PROBLEM DESCRIPTION> Your task is to output the listing word for word, with pictures excluded.

EXTRACTED RECORDS>

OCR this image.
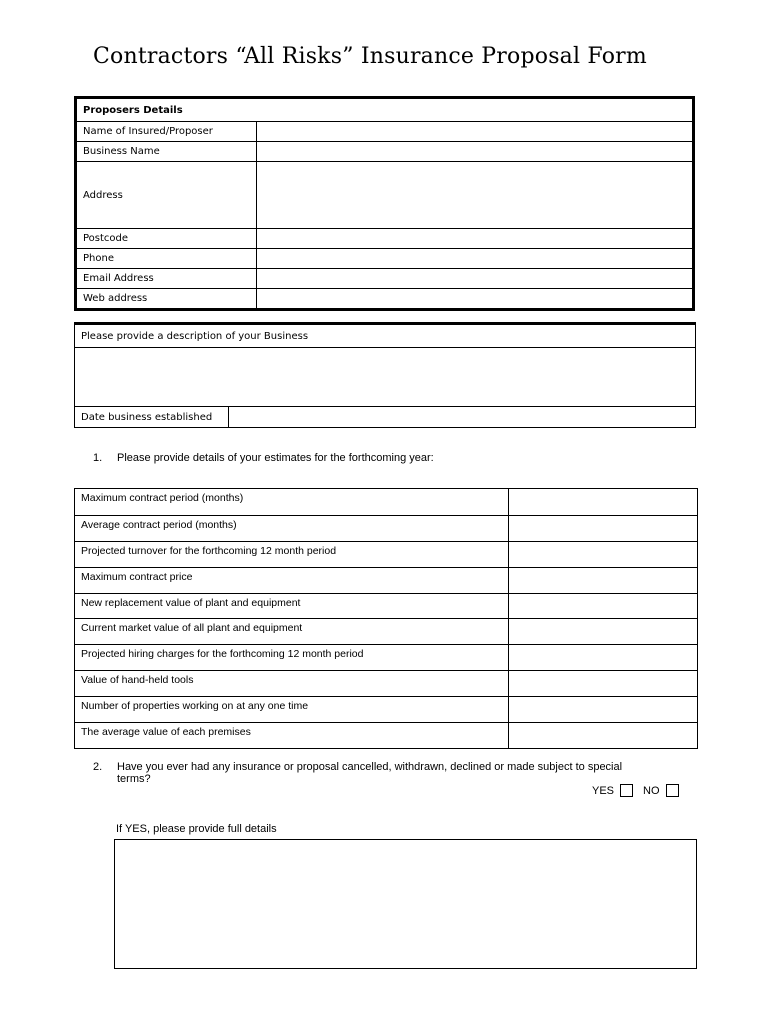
Contractors “All Risks” Insurance Proposal Form
Proposers Details
Name of Insured/Proposer
Business Name
Address
Postcode
Phone
Email Address
Web address
Please provide a description of your Business
Date business established
1. Please provide details of your estimates for the forthcoming year:
Maximum contract period (months)
Average contract period (months)
Projected turnover for the forthcoming 12 month period
Maximum contract price
New replacement value of plant and equipment
Current market value of all plant and equipment
Projected hiring charges for the forthcoming 12 month period
Value of hand-held tools
Number of properties working on at any one time
The average value of each premises
2. Have you ever had any insurance or proposal cancelled, withdrawn, declined or made subject to special
terms?
YES	NO
If YES, please provide full details
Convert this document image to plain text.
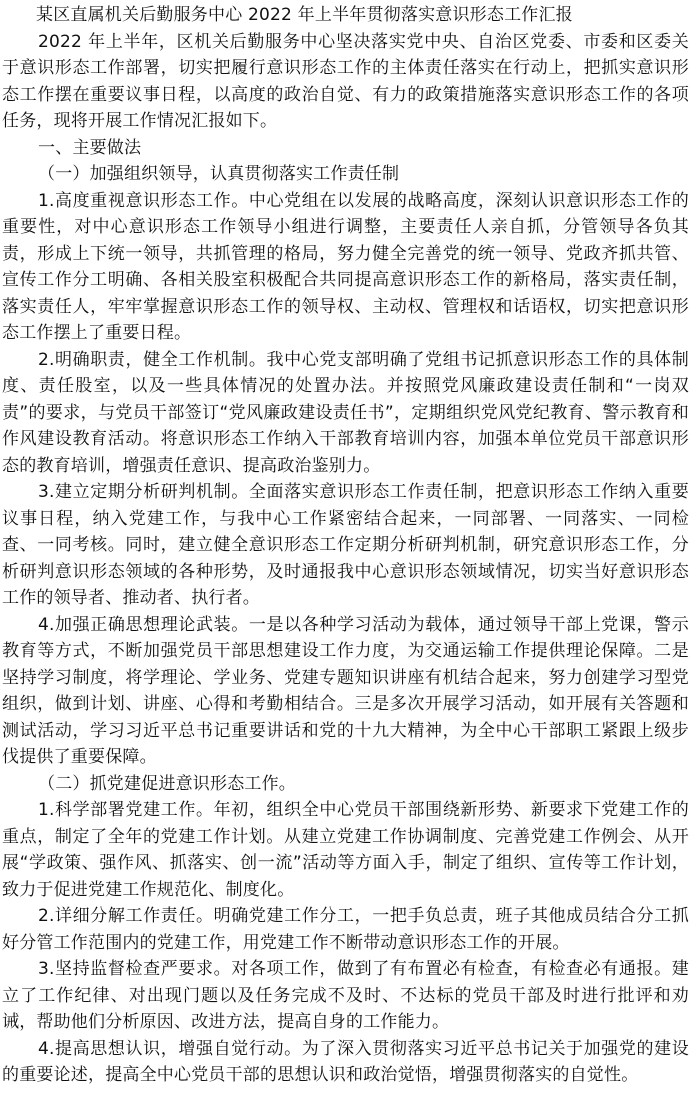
某区直属机关后勤服务中心 2022 年上半年贯彻落实意识形态工作汇报

2022 年上半年，区机关后勤服务中心坚决落实党中央、自治区党委、市委和区委关于意识形态工作部署，切实把履行意识形态工作的主体责任落实在行动上，把抓实意识形态工作摆在重要议事日程，以高度的政治自觉、有力的政策措施落实意识形态工作的各项任务，现将开展工作情况汇报如下。

一、主要做法

（一）加强组织领导，认真贯彻落实工作责任制

1.高度重视意识形态工作。中心党组在以发展的战略高度，深刻认识意识形态工作的重要性，对中心意识形态工作领导小组进行调整，主要责任人亲自抓，分管领导各负其责，形成上下统一领导，共抓管理的格局，努力健全完善党的统一领导、党政齐抓共管、宣传工作分工明确、各相关股室积极配合共同提高意识形态工作的新格局，落实责任制，落实责任人，牢牢掌握意识形态工作的领导权、主动权、管理权和话语权，切实把意识形态工作摆上了重要日程。

2.明确职责，健全工作机制。我中心党支部明确了党组书记抓意识形态工作的具体制度、责任股室，以及一些具体情况的处置办法。并按照党风廉政建设责任制和“一岗双责”的要求，与党员干部签订“党风廉政建设责任书”，定期组织党风党纪教育、警示教育和作风建设教育活动。将意识形态工作纳入干部教育培训内容，加强本单位党员干部意识形态的教育培训，增强责任意识、提高政治鉴别力。

3.建立定期分析研判机制。全面落实意识形态工作责任制，把意识形态工作纳入重要议事日程，纳入党建工作，与我中心工作紧密结合起来，一同部署、一同落实、一同检查、一同考核。同时，建立健全意识形态工作定期分析研判机制，研究意识形态工作，分析研判意识形态领域的各种形势，及时通报我中心意识形态领域情况，切实当好意识形态工作的领导者、推动者、执行者。

4.加强正确思想理论武装。一是以各种学习活动为载体，通过领导干部上党课，警示教育等方式，不断加强党员干部思想建设工作力度，为交通运输工作提供理论保障。二是坚持学习制度，将学理论、学业务、党建专题知识讲座有机结合起来，努力创建学习型党组织，做到计划、讲座、心得和考勤相结合。三是多次开展学习活动，如开展有关答题和测试活动，学习习近平总书记重要讲话和党的十九大精神，为全中心干部职工紧跟上级步伐提供了重要保障。

（二）抓党建促进意识形态工作。

1.科学部署党建工作。年初，组织全中心党员干部围绕新形势、新要求下党建工作的重点，制定了全年的党建工作计划。从建立党建工作协调制度、完善党建工作例会、从开展“学政策、强作风、抓落实、创一流”活动等方面入手，制定了组织、宣传等工作计划，致力于促进党建工作规范化、制度化。

2.详细分解工作责任。明确党建工作分工，一把手负总责，班子其他成员结合分工抓好分管工作范围内的党建工作，用党建工作不断带动意识形态工作的开展。

3.坚持监督检查严要求。对各项工作，做到了有布置必有检查，有检查必有通报。建立了工作纪律、对出现门题以及任务完成不及时、不达标的党员干部及时进行批评和劝诫，帮助他们分析原因、改进方法，提高自身的工作能力。

4.提高思想认识，增强自觉行动。为了深入贯彻落实习近平总书记关于加强党的建设的重要论述，提高全中心党员干部的思想认识和政治觉悟，增强贯彻落实的自觉性。
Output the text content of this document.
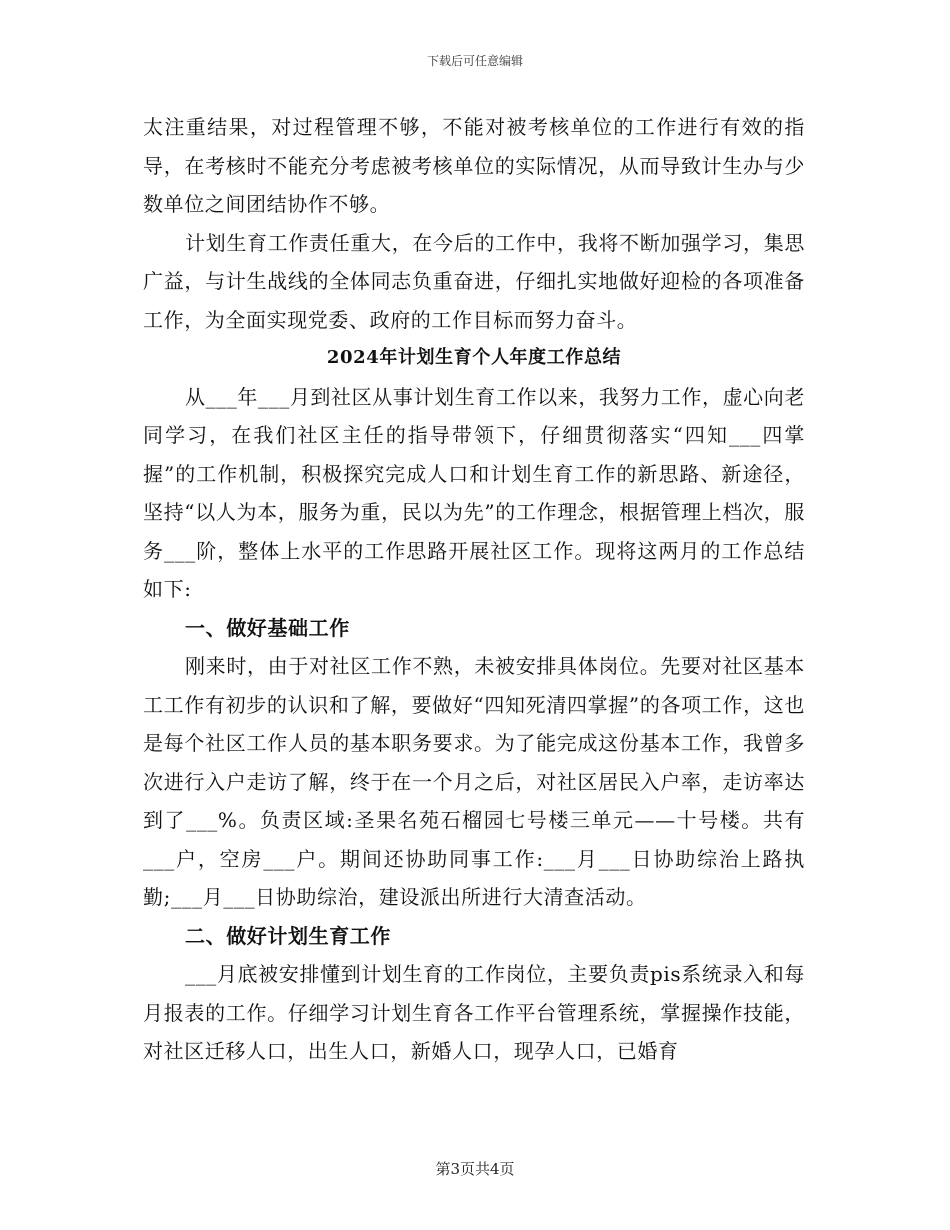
下载后可任意编辑

太注重结果，对过程管理不够，不能对被考核单位的工作进行有效的指导，在考核时不能充分考虑被考核单位的实际情况，从而导致计生办与少数单位之间团结协作不够。

计划生育工作责任重大，在今后的工作中，我将不断加强学习，集思广益，与计生战线的全体同志负重奋进，仔细扎实地做好迎检的各项准备工作，为全面实现党委、政府的工作目标而努力奋斗。

2024年计划生育个人年度工作总结

从___年___月到社区从事计划生育工作以来，我努力工作，虚心向老同学习，在我们社区主任的指导带领下，仔细贯彻落实“四知___四掌握”的工作机制，积极探究完成人口和计划生育工作的新思路、新途径，坚持“以人为本，服务为重，民以为先”的工作理念，根据管理上档次，服务___阶，整体上水平的工作思路开展社区工作。现将这两月的工作总结如下:

一、做好基础工作

刚来时，由于对社区工作不熟，未被安排具体岗位。先要对社区基本工工作有初步的认识和了解，要做好“四知死清四掌握”的各项工作，这也是每个社区工作人员的基本职务要求。为了能完成这份基本工作，我曾多次进行入户走访了解，终于在一个月之后，对社区居民入户率，走访率达到了___%。负责区域:圣果名苑石榴园七号楼三单元——十号楼。共有___户，空房___户。期间还协助同事工作:___月___日协助综治上路执勤;___月___日协助综治，建设派出所进行大清查活动。

二、做好计划生育工作

___月底被安排懂到计划生育的工作岗位，主要负责pis系统录入和每月报表的工作。仔细学习计划生育各工作平台管理系统，掌握操作技能，对社区迁移人口，出生人口，新婚人口，现孕人口，已婚育

第3页共4页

RESULT>
OCR this image.
Contractors “All Risks” Insurance Proposal Form
Proposers Details
Name of Insured/Proposer
Business Name
Address
Postcode
Phone
Email Address
Web address
Please provide a description of your Business
Date business established
1. Please provide details of your estimates for the forthcoming year:
Maximum contract period (months)
Average contract period (months)
Projected turnover for the forthcoming 12 month period
Maximum contract price
New replacement value of plant and equipment
Current market value of all plant and equipment
Projected hiring charges for the forthcoming 12 month period
Value of hand-held tools
Number of properties working on at any one time
The average value of each premises
2. Have you ever had any insurance or proposal cancelled, withdrawn, declined or made subject to special
terms?
YES	NO
If YES, please provide full details
Convert this document image to plain text.
某区直属机关后勤服务中心 2022 年上半年贯彻落实意识形态工作汇报

2022 年上半年，区机关后勤服务中心坚决落实党中央、自治区党委、市委和区委关于意识形态工作部署，切实把履行意识形态工作的主体责任落实在行动上，把抓实意识形态工作摆在重要议事日程，以高度的政治自觉、有力的政策措施落实意识形态工作的各项任务，现将开展工作情况汇报如下。

一、主要做法

（一）加强组织领导，认真贯彻落实工作责任制

1.高度重视意识形态工作。中心党组在以发展的战略高度，深刻认识意识形态工作的重要性，对中心意识形态工作领导小组进行调整，主要责任人亲自抓，分管领导各负其责，形成上下统一领导，共抓管理的格局，努力健全完善党的统一领导、党政齐抓共管、宣传工作分工明确、各相关股室积极配合共同提高意识形态工作的新格局，落实责任制，落实责任人，牢牢掌握意识形态工作的领导权、主动权、管理权和话语权，切实把意识形态工作摆上了重要日程。

2.明确职责，健全工作机制。我中心党支部明确了党组书记抓意识形态工作的具体制度、责任股室，以及一些具体情况的处置办法。并按照党风廉政建设责任制和“一岗双责”的要求，与党员干部签订“党风廉政建设责任书”，定期组织党风党纪教育、警示教育和作风建设教育活动。将意识形态工作纳入干部教育培训内容，加强本单位党员干部意识形态的教育培训，增强责任意识、提高政治鉴别力。

3.建立定期分析研判机制。全面落实意识形态工作责任制，把意识形态工作纳入重要议事日程，纳入党建工作，与我中心工作紧密结合起来，一同部署、一同落实、一同检查、一同考核。同时，建立健全意识形态工作定期分析研判机制，研究意识形态工作，分析研判意识形态领域的各种形势，及时通报我中心意识形态领域情况，切实当好意识形态工作的领导者、推动者、执行者。

4.加强正确思想理论武装。一是以各种学习活动为载体，通过领导干部上党课，警示教育等方式，不断加强党员干部思想建设工作力度，为交通运输工作提供理论保障。二是坚持学习制度，将学理论、学业务、党建专题知识讲座有机结合起来，努力创建学习型党组织，做到计划、讲座、心得和考勤相结合。三是多次开展学习活动，如开展有关答题和测试活动，学习习近平总书记重要讲话和党的十九大精神，为全中心干部职工紧跟上级步伐提供了重要保障。

（二）抓党建促进意识形态工作。

1.科学部署党建工作。年初，组织全中心党员干部围绕新形势、新要求下党建工作的重点，制定了全年的党建工作计划。从建立党建工作协调制度、完善党建工作例会、从开展“学政策、强作风、抓落实、创一流”活动等方面入手，制定了组织、宣传等工作计划，致力于促进党建工作规范化、制度化。

2.详细分解工作责任。明确党建工作分工，一把手负总责，班子其他成员结合分工抓好分管工作范围内的党建工作，用党建工作不断带动意识形态工作的开展。

3.坚持监督检查严要求。对各项工作，做到了有布置必有检查，有检查必有通报。建立了工作纪律、对出现门题以及任务完成不及时、不达标的党员干部及时进行批评和劝诫，帮助他们分析原因、改进方法，提高自身的工作能力。

4.提高思想认识，增强自觉行动。为了深入贯彻落实习近平总书记关于加强党的建设的重要论述，提高全中心党员干部的思想认识和政治觉悟，增强贯彻落实的自觉性。
Output the text content of this document.
下载后可任意编辑

太注重结果，对过程管理不够，不能对被考核单位的工作进行有效的指导，在考核时不能充分考虑被考核单位的实际情况，从而导致计生办与少数单位之间团结协作不够。

计划生育工作责任重大，在今后的工作中，我将不断加强学习，集思广益，与计生战线的全体同志负重奋进，仔细扎实地做好迎检的各项准备工作，为全面实现党委、政府的工作目标而努力奋斗。

2024年计划生育个人年度工作总结

从___年___月到社区从事计划生育工作以来，我努力工作，虚心向老同学习，在我们社区主任的指导带领下，仔细贯彻落实“四知___四掌握”的工作机制，积极探究完成人口和计划生育工作的新思路、新途径，坚持“以人为本，服务为重，民以为先”的工作理念，根据管理上档次，服务___阶，整体上水平的工作思路开展社区工作。现将这两月的工作总结如下:

一、做好基础工作

刚来时，由于对社区工作不熟，未被安排具体岗位。先要对社区基本工工作有初步的认识和了解，要做好“四知死清四掌握”的各项工作，这也是每个社区工作人员的基本职务要求。为了能完成这份基本工作，我曾多次进行入户走访了解，终于在一个月之后，对社区居民入户率，走访率达到了___%。负责区域:圣果名苑石榴园七号楼三单元——十号楼。共有___户，空房___户。期间还协助同事工作:___月___日协助综治上路执勤;___月___日协助综治，建设派出所进行大清查活动。

二、做好计划生育工作

___月底被安排懂到计划生育的工作岗位，主要负责pis系统录入和每月报表的工作。仔细学习计划生育各工作平台管理系统，掌握操作技能，对社区迁移人口，出生人口，新婚人口，现孕人口，已婚育

第3页共4页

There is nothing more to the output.